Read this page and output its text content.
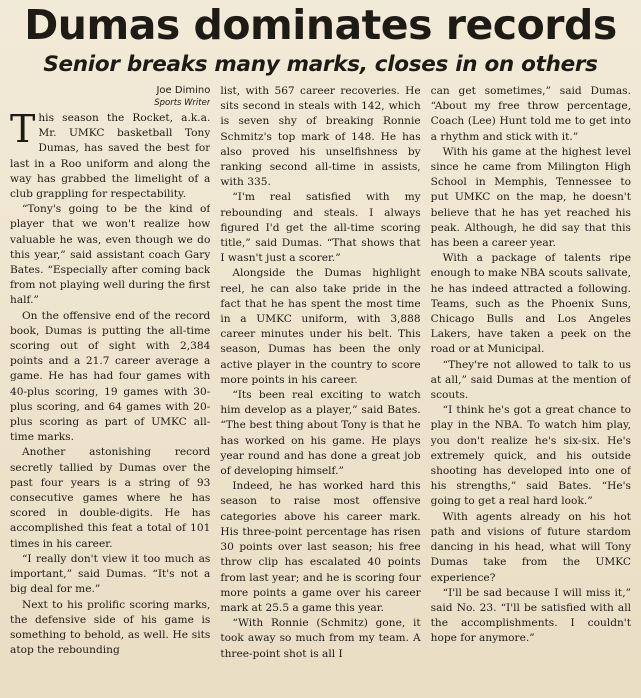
Dumas dominates records
Senior breaks many marks, closes in on others
Joe Dimino
Sports Writer

This season the Rocket, a.k.a. Mr. UMKC basketball Tony Dumas, has saved the best for last in a Roo uniform and along the way has grabbed the limelight of a club grappling for respectability.

“Tony's going to be the kind of player that we won't realize how valuable he was, even though we do this year,” said assistant coach Gary Bates. “Especially after coming back from not playing well during the first half.”

On the offensive end of the record book, Dumas is putting the all-time scoring out of sight with 2,384 points and a 21.7 career average a game. He has had four games with 40-plus scoring, 19 games with 30-plus scoring, and 64 games with 20-plus scoring as part of UMKC all-time marks.

Another astonishing record secretly tallied by Dumas over the past four years is a string of 93 consecutive games where he has scored in double-digits. He has accomplished this feat a total of 101 times in his career.

“I really don't view it too much as important,” said Dumas. “It's not a big deal for me.”

Next to his prolific scoring marks, the defensive side of his game is something to behold, as well. He sits atop the rebounding

list, with 567 career recoveries. He sits second in steals with 142, which is seven shy of breaking Ronnie Schmitz's top mark of 148. He has also proved his unselfishness by ranking second all-time in assists, with 335.

“I'm real satisfied with my rebounding and steals. I always figured I'd get the all-time scoring title,” said Dumas. “That shows that I wasn't just a scorer.”

Alongside the Dumas highlight reel, he can also take pride in the fact that he has spent the most time in a UMKC uniform, with 3,888 career minutes under his belt. This season, Dumas has been the only active player in the country to score more points in his career.

“Its been real exciting to watch him develop as a player,” said Bates. “The best thing about Tony is that he has worked on his game. He plays year round and has done a great job of developing himself.”

Indeed, he has worked hard this season to raise most offensive categories above his career mark. His three-point percentage has risen 30 points over last season; his free throw clip has escalated 40 points from last year; and he is scoring four more points a game over his career mark at 25.5 a game this year.

“With Ronnie (Schmitz) gone, it took away so much from my team. A three-point shot is all I

can get sometimes,” said Dumas. “About my free throw percentage, Coach (Lee) Hunt told me to get into a rhythm and stick with it.”

With his game at the highest level since he came from Milington High School in Memphis, Tennessee to put UMKC on the map, he doesn't believe that he has yet reached his peak. Although, he did say that this has been a career year.

With a package of talents ripe enough to make NBA scouts salivate, he has indeed attracted a following. Teams, such as the Phoenix Suns, Chicago Bulls and Los Angeles Lakers, have taken a peek on the road or at Municipal.

“They're not allowed to talk to us at all,” said Dumas at the mention of scouts.

“I think he's got a great chance to play in the NBA. To watch him play, you don't realize he's six-six. He's extremely quick, and his outside shooting has developed into one of his strengths,” said Bates. “He's going to get a real hard look.”

With agents already on his hot path and visions of future stardom dancing in his head, what will Tony Dumas take from the UMKC experience?

“I'll be sad because I will miss it,” said No. 23. “I'll be satisfied with all the accomplishments. I couldn't hope for anymore.”
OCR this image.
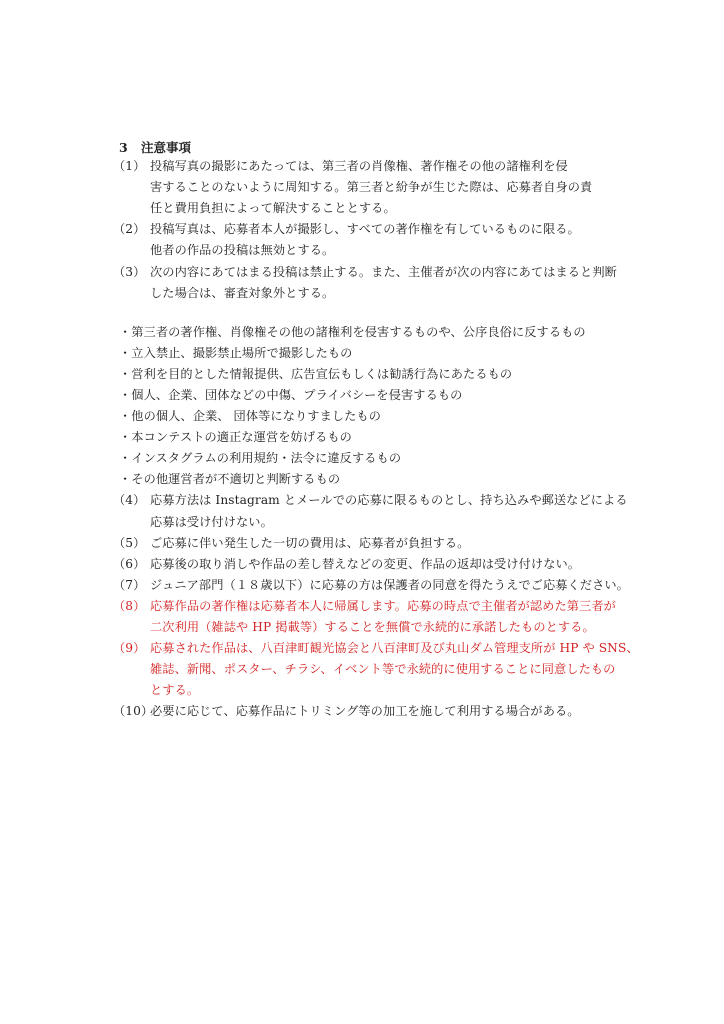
3 注意事項
（1） 投稿写真の撮影にあたっては、第三者の肖像権、著作権その他の諸権利を侵
害することのないように周知する。第三者と紛争が生じた際は、応募者自身の責
任と費用負担によって解決することとする。
（2） 投稿写真は、応募者本人が撮影し、すべての著作権を有しているものに限る。
他者の作品の投稿は無効とする。
（3） 次の内容にあてはまる投稿は禁止する。また、主催者が次の内容にあてはまると判断
した場合は、審査対象外とする。
・第三者の著作権、肖像権その他の諸権利を侵害するものや、公序良俗に反するもの
・立入禁止、撮影禁止場所で撮影したもの
・営利を目的とした情報提供、広告宣伝もしくは勧誘行為にあたるもの
・個人、企業、団体などの中傷、プライバシーを侵害するもの
・他の個人、企業、 団体等になりすましたもの
・本コンテストの適正な運営を妨げるもの
・インスタグラムの利用規約・法令に違反するもの
・その他運営者が不適切と判断するもの
（4） 応募方法は Instagram とメールでの応募に限るものとし、持ち込みや郵送などによる
応募は受け付けない。
（5） ご応募に伴い発生した一切の費用は、応募者が負担する。
（6） 応募後の取り消しや作品の差し替えなどの変更、作品の返却は受け付けない。
（7） ジュニア部門（１８歳以下）に応募の方は保護者の同意を得たうえでご応募ください。
（8） 応募作品の著作権は応募者本人に帰属します。応募の時点で主催者が認めた第三者が
二次利用（雑誌や HP 掲載等）することを無償で永続的に承諾したものとする。
（9） 応募された作品は、八百津町観光協会と八百津町及び丸山ダム管理支所が HP や SNS、
雑誌、新聞、ポスター、チラシ、イベント等で永続的に使用することに同意したもの
とする。
（10）
必要に応じて、応募作品にトリミング等の加工を施して利用する場合がある。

::::::::::

Reproduce all of the material above word for word. Omit the pictures.

◆ **Reply**
Read this page and output its text content.
Dumas dominates records
Senior breaks many marks, closes in on others
Joe Dimino
Sports Writer

This season the Rocket, a.k.a. Mr. UMKC basketball Tony Dumas, has saved the best for last in a Roo uniform and along the way has grabbed the limelight of a club grappling for respectability.

“Tony's going to be the kind of player that we won't realize how valuable he was, even though we do this year,” said assistant coach Gary Bates. “Especially after coming back from not playing well during the first half.”

On the offensive end of the record book, Dumas is putting the all-time scoring out of sight with 2,384 points and a 21.7 career average a game. He has had four games with 40-plus scoring, 19 games with 30-plus scoring, and 64 games with 20-plus scoring as part of UMKC all-time marks.

Another astonishing record secretly tallied by Dumas over the past four years is a string of 93 consecutive games where he has scored in double-digits. He has accomplished this feat a total of 101 times in his career.

“I really don't view it too much as important,” said Dumas. “It's not a big deal for me.”

Next to his prolific scoring marks, the defensive side of his game is something to behold, as well. He sits atop the rebounding

list, with 567 career recoveries. He sits second in steals with 142, which is seven shy of breaking Ronnie Schmitz's top mark of 148. He has also proved his unselfishness by ranking second all-time in assists, with 335.

“I'm real satisfied with my rebounding and steals. I always figured I'd get the all-time scoring title,” said Dumas. “That shows that I wasn't just a scorer.”

Alongside the Dumas highlight reel, he can also take pride in the fact that he has spent the most time in a UMKC uniform, with 3,888 career minutes under his belt. This season, Dumas has been the only active player in the country to score more points in his career.

“Its been real exciting to watch him develop as a player,” said Bates. “The best thing about Tony is that he has worked on his game. He plays year round and has done a great job of developing himself.”

Indeed, he has worked hard this season to raise most offensive categories above his career mark. His three-point percentage has risen 30 points over last season; his free throw clip has escalated 40 points from last year; and he is scoring four more points a game over his career mark at 25.5 a game this year.

“With Ronnie (Schmitz) gone, it took away so much from my team. A three-point shot is all I

can get sometimes,” said Dumas. “About my free throw percentage, Coach (Lee) Hunt told me to get into a rhythm and stick with it.”

With his game at the highest level since he came from Milington High School in Memphis, Tennessee to put UMKC on the map, he doesn't believe that he has yet reached his peak. Although, he did say that this has been a career year.

With a package of talents ripe enough to make NBA scouts salivate, he has indeed attracted a following. Teams, such as the Phoenix Suns, Chicago Bulls and Los Angeles Lakers, have taken a peek on the road or at Municipal.

“They're not allowed to talk to us at all,” said Dumas at the mention of scouts.

“I think he's got a great chance to play in the NBA. To watch him play, you don't realize he's six-six. He's extremely quick, and his outside shooting has developed into one of his strengths,” said Bates. “He's going to get a real hard look.”

With agents already on his hot path and visions of future stardom dancing in his head, what will Tony Dumas take from the UMKC experience?

“I'll be sad because I will miss it,” said No. 23. “I'll be satisfied with all the accomplishments. I couldn't hope for anymore.”
OCR this image.
3 注意事項
（1） 投稿写真の撮影にあたっては、第三者の肖像権、著作権その他の諸権利を侵
害することのないように周知する。第三者と紛争が生じた際は、応募者自身の責
任と費用負担によって解決することとする。
（2） 投稿写真は、応募者本人が撮影し、すべての著作権を有しているものに限る。
他者の作品の投稿は無効とする。
（3） 次の内容にあてはまる投稿は禁止する。また、主催者が次の内容にあてはまると判断
した場合は、審査対象外とする。
・第三者の著作権、肖像権その他の諸権利を侵害するものや、公序良俗に反するもの
・立入禁止、撮影禁止場所で撮影したもの
・営利を目的とした情報提供、広告宣伝もしくは勧誘行為にあたるもの
・個人、企業、団体などの中傷、プライバシーを侵害するもの
・他の個人、企業、 団体等になりすましたもの
・本コンテストの適正な運営を妨げるもの
・インスタグラムの利用規約・法令に違反するもの
・その他運営者が不適切と判断するもの
（4） 応募方法は Instagram とメールでの応募に限るものとし、持ち込みや郵送などによる
応募は受け付けない。
（5） ご応募に伴い発生した一切の費用は、応募者が負担する。
（6） 応募後の取り消しや作品の差し替えなどの変更、作品の返却は受け付けない。
（7） ジュニア部門（１８歳以下）に応募の方は保護者の同意を得たうえでご応募ください。
（8） 応募作品の著作権は応募者本人に帰属します。応募の時点で主催者が認めた第三者が
二次利用（雑誌や HP 掲載等）することを無償で永続的に承諾したものとする。
（9） 応募された作品は、八百津町観光協会と八百津町及び丸山ダム管理支所が HP や SNS、
雑誌、新聞、ポスター、チラシ、イベント等で永続的に使用することに同意したもの
とする。
（10）
必要に応じて、応募作品にトリミング等の加工を施して利用する場合がある。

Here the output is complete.